→ WHAT THE TASK REQUIRES:
All of the records listed below should be retyped exactly.

Figure dataset records
--- Begin ---

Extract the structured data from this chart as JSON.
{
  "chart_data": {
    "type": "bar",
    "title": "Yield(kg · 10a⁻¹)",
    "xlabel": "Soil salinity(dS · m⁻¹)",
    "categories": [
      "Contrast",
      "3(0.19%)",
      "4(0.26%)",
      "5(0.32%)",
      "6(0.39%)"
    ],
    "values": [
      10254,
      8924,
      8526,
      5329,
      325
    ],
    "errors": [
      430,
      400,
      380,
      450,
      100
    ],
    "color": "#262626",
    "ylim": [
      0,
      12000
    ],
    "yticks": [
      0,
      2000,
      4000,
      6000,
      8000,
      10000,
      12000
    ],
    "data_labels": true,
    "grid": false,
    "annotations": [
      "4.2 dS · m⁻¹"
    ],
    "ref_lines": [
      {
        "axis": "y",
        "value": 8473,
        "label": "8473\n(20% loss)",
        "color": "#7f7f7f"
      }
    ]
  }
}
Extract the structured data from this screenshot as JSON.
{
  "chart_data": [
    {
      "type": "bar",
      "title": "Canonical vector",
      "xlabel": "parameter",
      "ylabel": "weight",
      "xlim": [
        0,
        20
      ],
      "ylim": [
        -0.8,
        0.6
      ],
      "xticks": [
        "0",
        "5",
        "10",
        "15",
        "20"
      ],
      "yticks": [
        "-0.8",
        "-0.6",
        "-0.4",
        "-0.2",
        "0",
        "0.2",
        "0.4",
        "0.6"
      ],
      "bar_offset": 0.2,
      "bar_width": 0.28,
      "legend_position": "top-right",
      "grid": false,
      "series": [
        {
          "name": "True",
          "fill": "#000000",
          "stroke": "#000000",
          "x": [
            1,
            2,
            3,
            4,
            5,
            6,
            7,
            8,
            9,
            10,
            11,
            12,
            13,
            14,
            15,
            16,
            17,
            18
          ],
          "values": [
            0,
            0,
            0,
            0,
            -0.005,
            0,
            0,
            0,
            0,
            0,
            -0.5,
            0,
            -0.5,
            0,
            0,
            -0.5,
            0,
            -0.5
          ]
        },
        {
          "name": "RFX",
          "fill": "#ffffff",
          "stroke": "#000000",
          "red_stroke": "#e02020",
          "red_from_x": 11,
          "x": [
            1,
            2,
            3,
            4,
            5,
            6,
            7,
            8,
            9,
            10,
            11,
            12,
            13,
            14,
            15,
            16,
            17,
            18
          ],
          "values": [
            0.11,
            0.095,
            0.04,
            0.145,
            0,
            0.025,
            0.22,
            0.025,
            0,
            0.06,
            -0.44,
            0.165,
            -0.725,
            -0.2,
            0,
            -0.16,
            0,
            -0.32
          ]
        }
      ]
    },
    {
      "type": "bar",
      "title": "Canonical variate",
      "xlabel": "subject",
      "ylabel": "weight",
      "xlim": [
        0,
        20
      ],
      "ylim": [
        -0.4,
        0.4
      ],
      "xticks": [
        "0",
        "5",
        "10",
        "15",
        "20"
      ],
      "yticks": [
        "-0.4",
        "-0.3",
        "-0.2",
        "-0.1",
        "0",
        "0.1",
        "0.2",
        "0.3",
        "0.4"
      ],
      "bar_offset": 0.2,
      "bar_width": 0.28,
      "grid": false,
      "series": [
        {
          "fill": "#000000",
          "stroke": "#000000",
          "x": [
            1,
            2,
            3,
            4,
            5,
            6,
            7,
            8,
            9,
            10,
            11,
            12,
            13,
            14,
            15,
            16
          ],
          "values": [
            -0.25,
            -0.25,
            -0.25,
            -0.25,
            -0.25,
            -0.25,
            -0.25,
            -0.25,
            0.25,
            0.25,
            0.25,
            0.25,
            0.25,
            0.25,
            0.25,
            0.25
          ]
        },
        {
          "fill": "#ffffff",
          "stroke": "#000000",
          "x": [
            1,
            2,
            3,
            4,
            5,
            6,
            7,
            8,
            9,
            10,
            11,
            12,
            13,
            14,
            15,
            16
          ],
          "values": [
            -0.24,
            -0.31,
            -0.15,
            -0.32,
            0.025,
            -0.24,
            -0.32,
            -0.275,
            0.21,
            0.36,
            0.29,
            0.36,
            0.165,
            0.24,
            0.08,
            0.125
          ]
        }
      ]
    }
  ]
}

--- End ---

→ EXERCISE ANSWER:
Extract the structured data from this chart as JSON.
{
  "chart_data": {
    "type": "bar",
    "title": "Yield(kg · 10a⁻¹)",
    "xlabel": "Soil salinity(dS · m⁻¹)",
    "categories": [
      "Contrast",
      "3(0.19%)",
      "4(0.26%)",
      "5(0.32%)",
      "6(0.39%)"
    ],
    "values": [
      10254,
      8924,
      8526,
      5329,
      325
    ],
    "errors": [
      430,
      400,
      380,
      450,
      100
    ],
    "color": "#262626",
    "ylim": [
      0,
      12000
    ],
    "yticks": [
      0,
      2000,
      4000,
      6000,
      8000,
      10000,
      12000
    ],
    "data_labels": true,
    "grid": false,
    "annotations": [
      "4.2 dS · m⁻¹"
    ],
    "ref_lines": [
      {
        "axis": "y",
        "value": 8473,
        "label": "8473\n(20% loss)",
        "color": "#7f7f7f"
      }
    ]
  }
}
Extract the structured data from this screenshot as JSON.
{
  "chart_data": [
    {
      "type": "bar",
      "title": "Canonical vector",
      "xlabel": "parameter",
      "ylabel": "weight",
      "xlim": [
        0,
        20
      ],
      "ylim": [
        -0.8,
        0.6
      ],
      "xticks": [
        "0",
        "5",
        "10",
        "15",
        "20"
      ],
      "yticks": [
        "-0.8",
        "-0.6",
        "-0.4",
        "-0.2",
        "0",
        "0.2",
        "0.4",
        "0.6"
      ],
      "bar_offset": 0.2,
      "bar_width": 0.28,
      "legend_position": "top-right",
      "grid": false,
      "series": [
        {
          "name": "True",
          "fill": "#000000",
          "stroke": "#000000",
          "x": [
            1,
            2,
            3,
            4,
            5,
            6,
            7,
            8,
            9,
            10,
            11,
            12,
            13,
            14,
            15,
            16,
            17,
            18
          ],
          "values": [
            0,
            0,
            0,
            0,
            -0.005,
            0,
            0,
            0,
            0,
            0,
            -0.5,
            0,
            -0.5,
            0,
            0,
            -0.5,
            0,
            -0.5
          ]
        },
        {
          "name": "RFX",
          "fill": "#ffffff",
          "stroke": "#000000",
          "red_stroke": "#e02020",
          "red_from_x": 11,
          "x": [
            1,
            2,
            3,
            4,
            5,
            6,
            7,
            8,
            9,
            10,
            11,
            12,
            13,
            14,
            15,
            16,
            17,
            18
          ],
          "values": [
            0.11,
            0.095,
            0.04,
            0.145,
            0,
            0.025,
            0.22,
            0.025,
            0,
            0.06,
            -0.44,
            0.165,
            -0.725,
            -0.2,
            0,
            -0.16,
            0,
            -0.32
          ]
        }
      ]
    },
    {
      "type": "bar",
      "title": "Canonical variate",
      "xlabel": "subject",
      "ylabel": "weight",
      "xlim": [
        0,
        20
      ],
      "ylim": [
        -0.4,
        0.4
      ],
      "xticks": [
        "0",
        "5",
        "10",
        "15",
        "20"
      ],
      "yticks": [
        "-0.4",
        "-0.3",
        "-0.2",
        "-0.1",
        "0",
        "0.1",
        "0.2",
        "0.3",
        "0.4"
      ],
      "bar_offset": 0.2,
      "bar_width": 0.28,
      "grid": false,
      "series": [
        {
          "fill": "#000000",
          "stroke": "#000000",
          "x": [
            1,
            2,
            3,
            4,
            5,
            6,
            7,
            8,
            9,
            10,
            11,
            12,
            13,
            14,
            15,
            16
          ],
          "values": [
            -0.25,
            -0.25,
            -0.25,
            -0.25,
            -0.25,
            -0.25,
            -0.25,
            -0.25,
            0.25,
            0.25,
            0.25,
            0.25,
            0.25,
            0.25,
            0.25,
            0.25
          ]
        },
        {
          "fill": "#ffffff",
          "stroke": "#000000",
          "x": [
            1,
            2,
            3,
            4,
            5,
            6,
            7,
            8,
            9,
            10,
            11,
            12,
            13,
            14,
            15,
            16
          ],
          "values": [
            -0.24,
            -0.31,
            -0.15,
            -0.32,
            0.025,
            -0.24,
            -0.32,
            -0.275,
            0.21,
            0.36,
            0.29,
            0.36,
            0.165,
            0.24,
            0.08,
            0.125
          ]
        }
      ]
    }
  ]
}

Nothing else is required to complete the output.